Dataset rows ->
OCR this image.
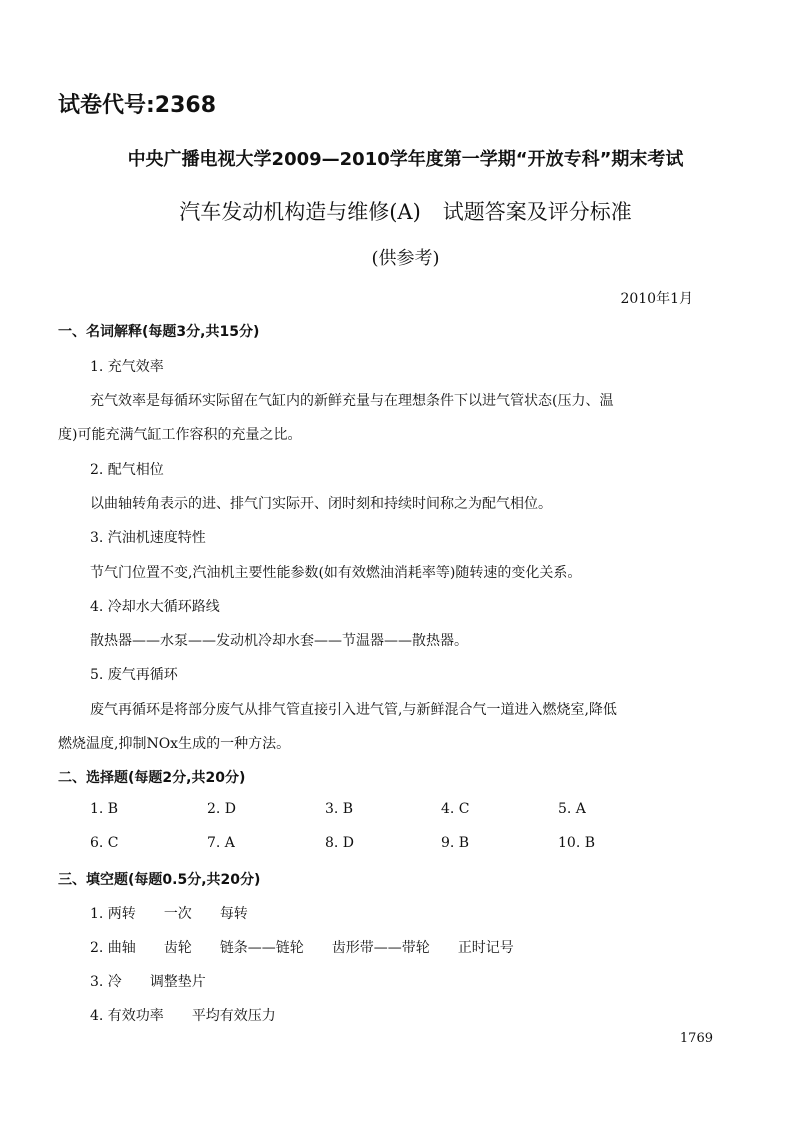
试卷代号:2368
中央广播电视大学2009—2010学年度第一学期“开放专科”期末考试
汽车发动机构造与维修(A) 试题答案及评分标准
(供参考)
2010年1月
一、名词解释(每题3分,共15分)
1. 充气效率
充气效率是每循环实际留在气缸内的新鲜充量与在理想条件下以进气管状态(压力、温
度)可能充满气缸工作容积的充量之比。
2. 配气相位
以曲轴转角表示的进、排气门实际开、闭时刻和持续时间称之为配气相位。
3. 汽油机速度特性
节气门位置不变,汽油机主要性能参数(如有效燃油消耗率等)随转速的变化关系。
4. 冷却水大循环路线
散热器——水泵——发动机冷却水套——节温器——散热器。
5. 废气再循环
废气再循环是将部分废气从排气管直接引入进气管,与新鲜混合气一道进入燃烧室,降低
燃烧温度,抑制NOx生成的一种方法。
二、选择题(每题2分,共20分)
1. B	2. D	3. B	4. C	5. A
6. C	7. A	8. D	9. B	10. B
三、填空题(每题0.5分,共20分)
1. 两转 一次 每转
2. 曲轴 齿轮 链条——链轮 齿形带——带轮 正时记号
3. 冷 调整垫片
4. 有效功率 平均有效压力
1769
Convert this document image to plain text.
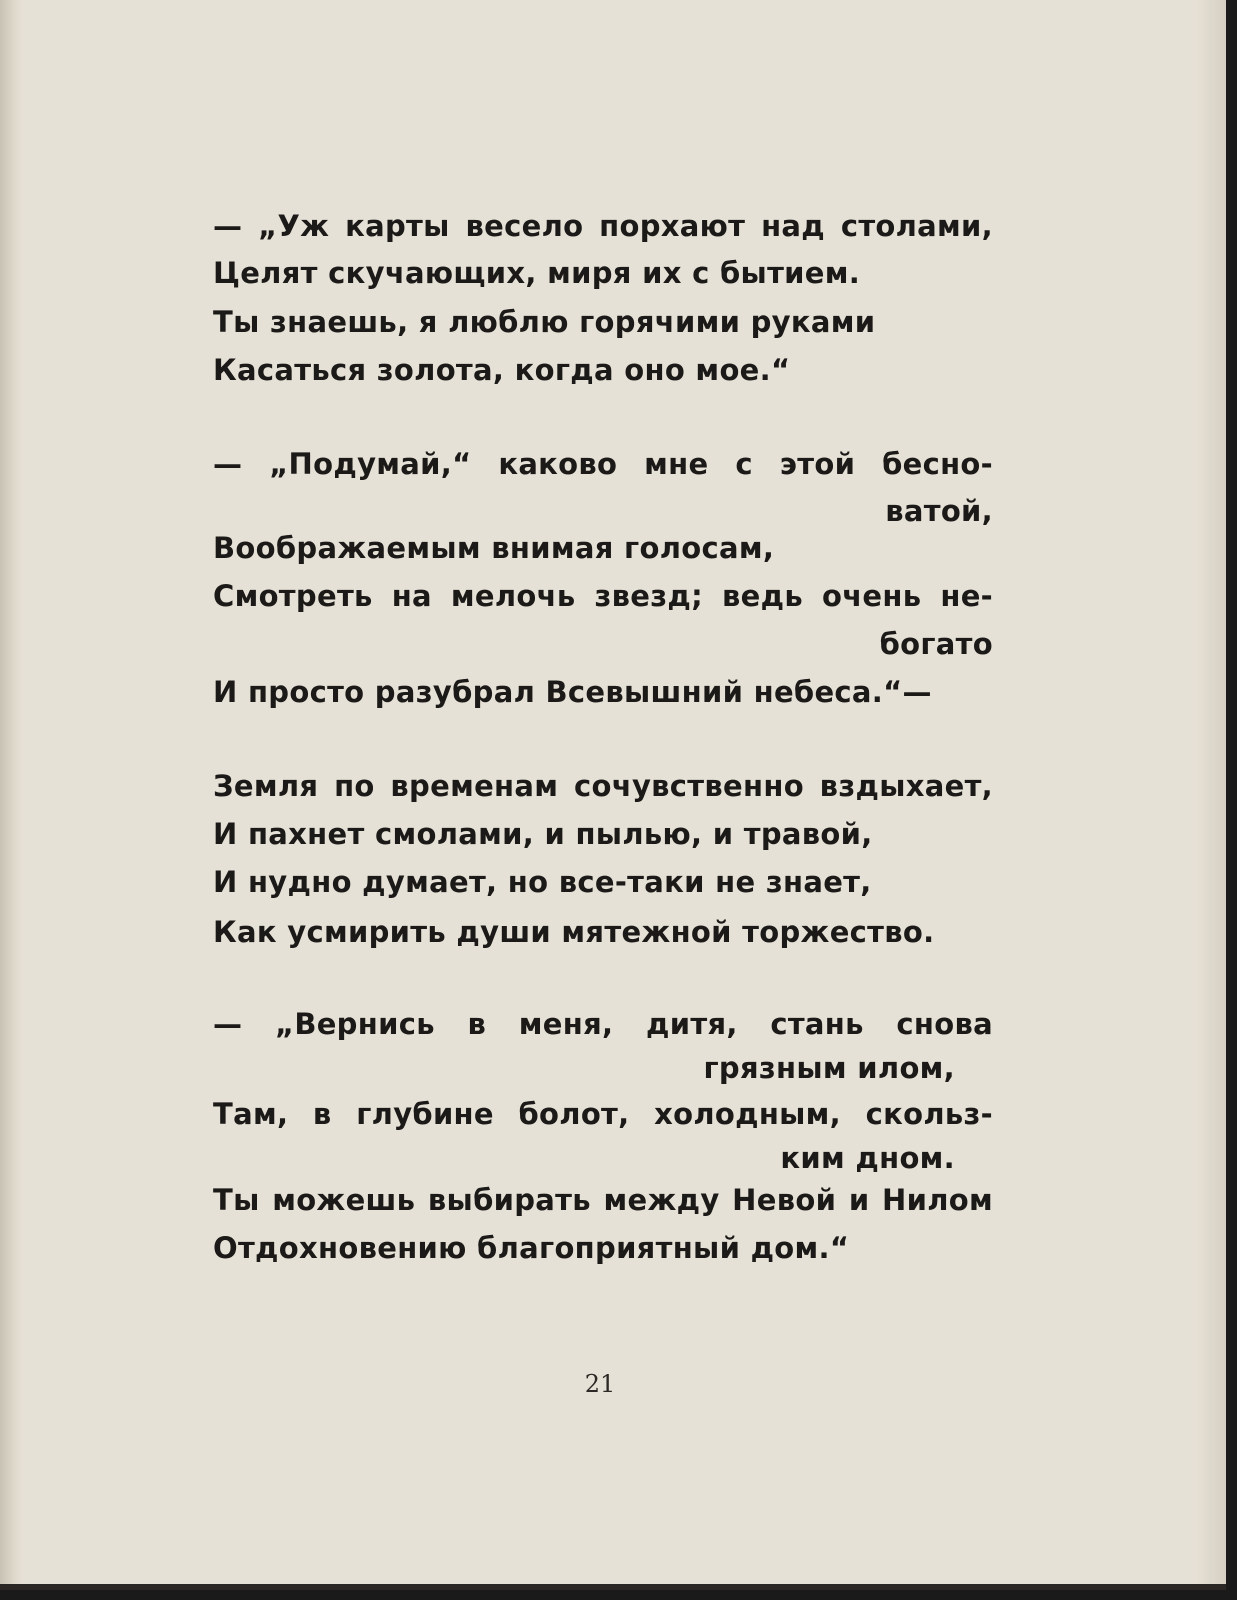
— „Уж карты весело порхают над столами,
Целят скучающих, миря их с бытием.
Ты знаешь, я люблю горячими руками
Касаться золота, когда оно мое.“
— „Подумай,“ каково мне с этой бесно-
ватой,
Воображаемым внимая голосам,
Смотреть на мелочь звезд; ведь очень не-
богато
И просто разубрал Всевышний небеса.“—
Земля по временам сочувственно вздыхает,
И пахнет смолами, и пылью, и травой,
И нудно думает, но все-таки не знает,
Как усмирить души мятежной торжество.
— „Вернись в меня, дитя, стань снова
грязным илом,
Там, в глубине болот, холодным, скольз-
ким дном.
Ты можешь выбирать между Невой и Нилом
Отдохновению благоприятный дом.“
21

Prompt ->
Search the entries for the string "this" and collect each line that has it.

The completed task ->
OCR this image.
Convert this document image to plain text.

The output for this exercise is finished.